WHAT IS NEEDED :: Work through the data below line by line and say how many lines hold "Acceptance"; give only the number.

......

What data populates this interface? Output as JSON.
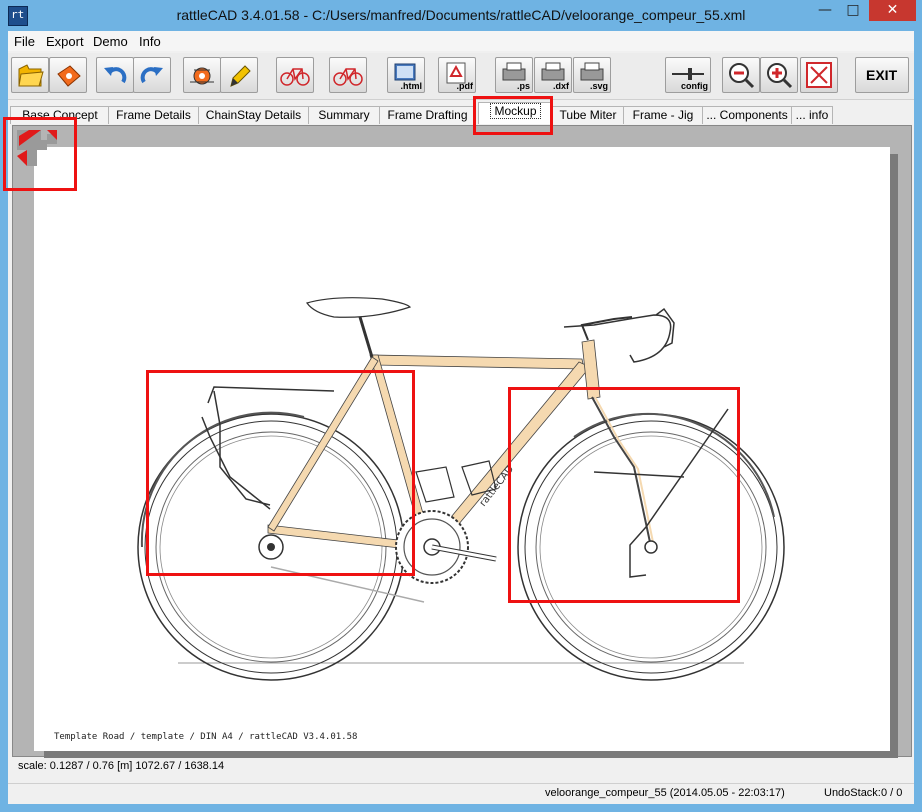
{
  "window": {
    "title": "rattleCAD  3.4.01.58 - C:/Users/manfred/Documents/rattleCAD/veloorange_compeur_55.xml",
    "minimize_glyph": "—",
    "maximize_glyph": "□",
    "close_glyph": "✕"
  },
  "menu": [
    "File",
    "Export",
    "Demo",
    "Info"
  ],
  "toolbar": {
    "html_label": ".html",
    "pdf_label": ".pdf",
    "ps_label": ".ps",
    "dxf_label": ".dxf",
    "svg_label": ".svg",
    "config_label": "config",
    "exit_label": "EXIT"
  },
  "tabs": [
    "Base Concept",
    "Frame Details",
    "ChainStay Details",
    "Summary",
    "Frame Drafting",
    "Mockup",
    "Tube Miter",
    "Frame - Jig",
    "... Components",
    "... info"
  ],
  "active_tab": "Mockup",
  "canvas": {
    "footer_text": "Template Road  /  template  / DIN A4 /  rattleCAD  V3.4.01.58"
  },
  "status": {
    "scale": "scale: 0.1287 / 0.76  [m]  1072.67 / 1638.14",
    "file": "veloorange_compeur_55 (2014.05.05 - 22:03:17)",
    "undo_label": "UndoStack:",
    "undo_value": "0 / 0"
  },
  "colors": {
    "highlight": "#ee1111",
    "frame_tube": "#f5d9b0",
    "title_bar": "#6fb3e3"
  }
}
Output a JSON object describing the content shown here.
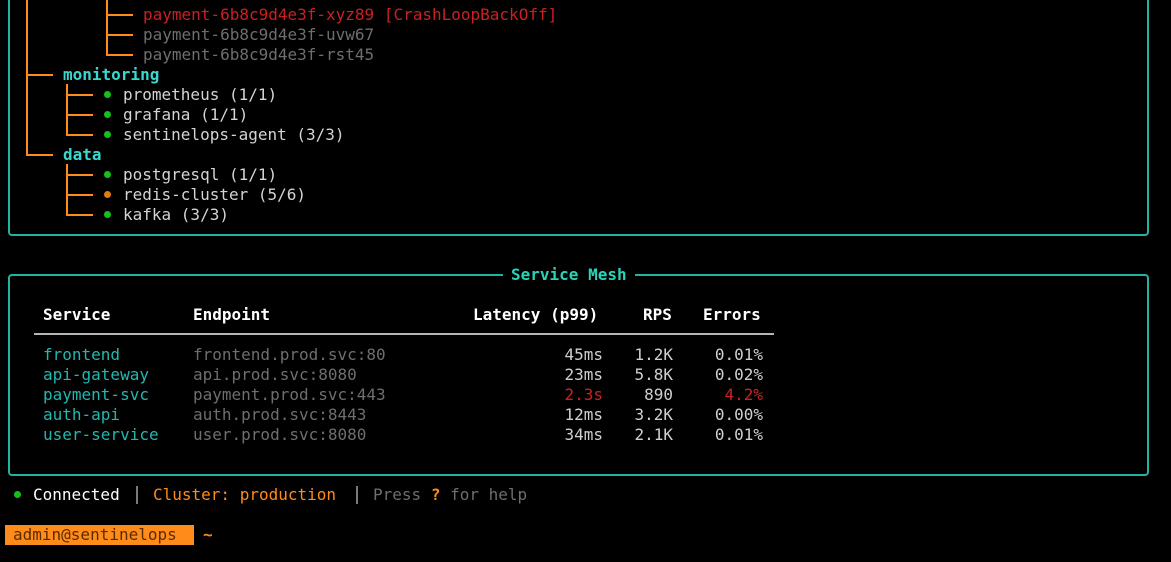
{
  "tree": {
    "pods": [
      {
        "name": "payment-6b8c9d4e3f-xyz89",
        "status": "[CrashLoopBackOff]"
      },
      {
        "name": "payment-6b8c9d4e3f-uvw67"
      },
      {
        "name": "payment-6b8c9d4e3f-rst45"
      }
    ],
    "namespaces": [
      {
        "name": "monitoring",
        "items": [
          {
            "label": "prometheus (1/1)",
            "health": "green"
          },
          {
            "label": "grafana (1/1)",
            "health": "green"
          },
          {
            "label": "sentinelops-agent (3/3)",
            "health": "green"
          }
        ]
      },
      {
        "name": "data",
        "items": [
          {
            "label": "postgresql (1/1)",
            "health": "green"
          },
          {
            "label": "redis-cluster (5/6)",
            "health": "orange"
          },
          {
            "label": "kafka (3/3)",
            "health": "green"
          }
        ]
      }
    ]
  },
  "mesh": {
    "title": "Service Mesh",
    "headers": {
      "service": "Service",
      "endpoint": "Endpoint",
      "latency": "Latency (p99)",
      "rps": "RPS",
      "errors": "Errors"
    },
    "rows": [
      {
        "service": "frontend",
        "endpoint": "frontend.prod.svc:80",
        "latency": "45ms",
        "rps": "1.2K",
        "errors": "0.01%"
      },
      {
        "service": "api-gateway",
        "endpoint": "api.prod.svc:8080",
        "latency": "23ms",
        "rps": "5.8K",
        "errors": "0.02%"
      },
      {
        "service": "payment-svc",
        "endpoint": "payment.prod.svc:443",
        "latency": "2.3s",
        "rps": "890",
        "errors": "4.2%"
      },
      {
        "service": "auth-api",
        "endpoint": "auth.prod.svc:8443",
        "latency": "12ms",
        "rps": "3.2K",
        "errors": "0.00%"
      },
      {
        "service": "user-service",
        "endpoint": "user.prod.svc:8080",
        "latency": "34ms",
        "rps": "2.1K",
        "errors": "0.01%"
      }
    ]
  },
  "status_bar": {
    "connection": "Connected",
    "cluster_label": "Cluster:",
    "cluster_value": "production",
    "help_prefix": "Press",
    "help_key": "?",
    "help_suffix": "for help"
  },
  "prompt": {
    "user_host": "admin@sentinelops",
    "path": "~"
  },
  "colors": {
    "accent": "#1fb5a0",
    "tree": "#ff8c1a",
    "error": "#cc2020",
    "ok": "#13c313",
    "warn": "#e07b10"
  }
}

......

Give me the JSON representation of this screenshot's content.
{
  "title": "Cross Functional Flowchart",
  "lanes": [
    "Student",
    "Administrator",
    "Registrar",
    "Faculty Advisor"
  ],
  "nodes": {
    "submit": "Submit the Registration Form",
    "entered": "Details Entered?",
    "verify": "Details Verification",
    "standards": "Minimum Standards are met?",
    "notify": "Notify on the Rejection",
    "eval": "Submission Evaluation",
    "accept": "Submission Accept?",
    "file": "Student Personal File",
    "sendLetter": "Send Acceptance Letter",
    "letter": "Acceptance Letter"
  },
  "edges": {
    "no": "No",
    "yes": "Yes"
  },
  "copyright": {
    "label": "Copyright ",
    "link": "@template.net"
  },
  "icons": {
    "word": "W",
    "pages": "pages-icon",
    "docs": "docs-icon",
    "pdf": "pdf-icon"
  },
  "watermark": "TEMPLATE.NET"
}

......

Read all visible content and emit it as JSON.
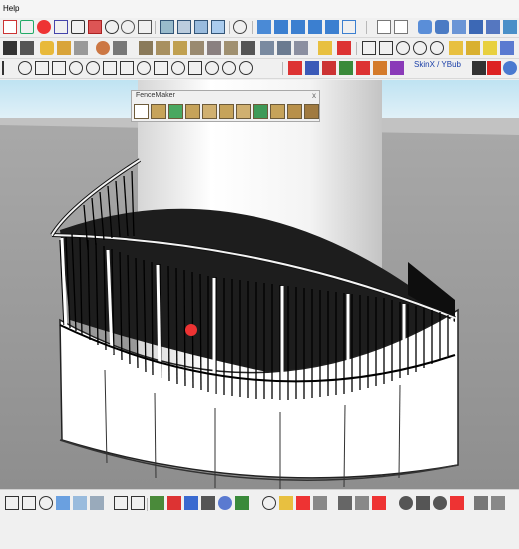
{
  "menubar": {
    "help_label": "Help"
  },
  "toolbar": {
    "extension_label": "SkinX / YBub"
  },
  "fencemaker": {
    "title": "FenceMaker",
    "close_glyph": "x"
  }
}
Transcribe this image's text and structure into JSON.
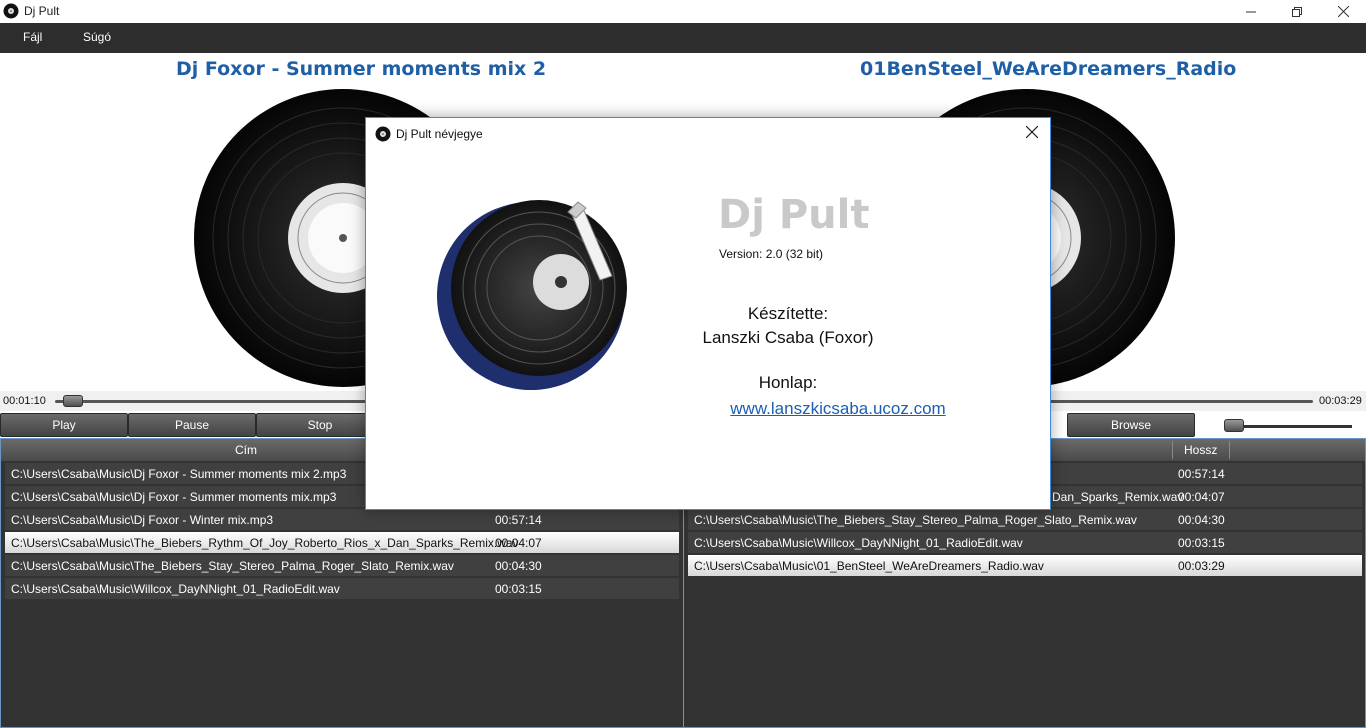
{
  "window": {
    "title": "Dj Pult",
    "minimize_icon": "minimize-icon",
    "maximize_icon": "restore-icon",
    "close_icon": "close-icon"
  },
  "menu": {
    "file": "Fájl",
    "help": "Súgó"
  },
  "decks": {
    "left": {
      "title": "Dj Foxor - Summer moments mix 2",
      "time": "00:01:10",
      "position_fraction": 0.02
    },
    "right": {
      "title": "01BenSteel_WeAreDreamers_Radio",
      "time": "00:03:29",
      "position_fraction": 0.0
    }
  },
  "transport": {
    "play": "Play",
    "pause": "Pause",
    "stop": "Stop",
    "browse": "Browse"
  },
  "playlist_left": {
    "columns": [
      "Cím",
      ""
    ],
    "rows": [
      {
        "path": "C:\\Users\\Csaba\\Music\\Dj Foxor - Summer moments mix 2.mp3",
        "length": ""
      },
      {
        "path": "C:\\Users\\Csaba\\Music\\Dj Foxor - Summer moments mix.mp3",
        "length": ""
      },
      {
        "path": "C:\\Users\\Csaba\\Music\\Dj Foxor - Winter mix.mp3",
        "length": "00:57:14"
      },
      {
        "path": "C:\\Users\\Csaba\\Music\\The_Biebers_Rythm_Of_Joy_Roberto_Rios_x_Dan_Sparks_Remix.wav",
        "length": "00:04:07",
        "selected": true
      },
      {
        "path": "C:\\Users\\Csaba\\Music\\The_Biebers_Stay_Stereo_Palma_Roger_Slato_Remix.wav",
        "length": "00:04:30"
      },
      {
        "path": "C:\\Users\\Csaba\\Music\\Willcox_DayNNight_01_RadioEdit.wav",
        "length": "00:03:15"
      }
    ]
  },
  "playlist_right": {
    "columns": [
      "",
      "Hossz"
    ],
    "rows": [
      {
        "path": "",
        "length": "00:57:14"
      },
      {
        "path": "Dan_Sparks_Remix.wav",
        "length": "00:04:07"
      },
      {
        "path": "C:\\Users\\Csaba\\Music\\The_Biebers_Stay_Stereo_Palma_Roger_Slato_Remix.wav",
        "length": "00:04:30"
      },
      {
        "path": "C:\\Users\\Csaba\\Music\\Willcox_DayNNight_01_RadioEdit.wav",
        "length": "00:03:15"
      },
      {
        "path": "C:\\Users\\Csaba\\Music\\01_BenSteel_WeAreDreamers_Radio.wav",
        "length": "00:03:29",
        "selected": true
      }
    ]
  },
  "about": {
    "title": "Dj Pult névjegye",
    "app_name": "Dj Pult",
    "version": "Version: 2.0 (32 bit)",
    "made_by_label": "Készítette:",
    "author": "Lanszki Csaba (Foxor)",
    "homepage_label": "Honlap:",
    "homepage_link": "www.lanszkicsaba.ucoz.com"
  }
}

......

SOLUTION TO THE EXERCISE :: 2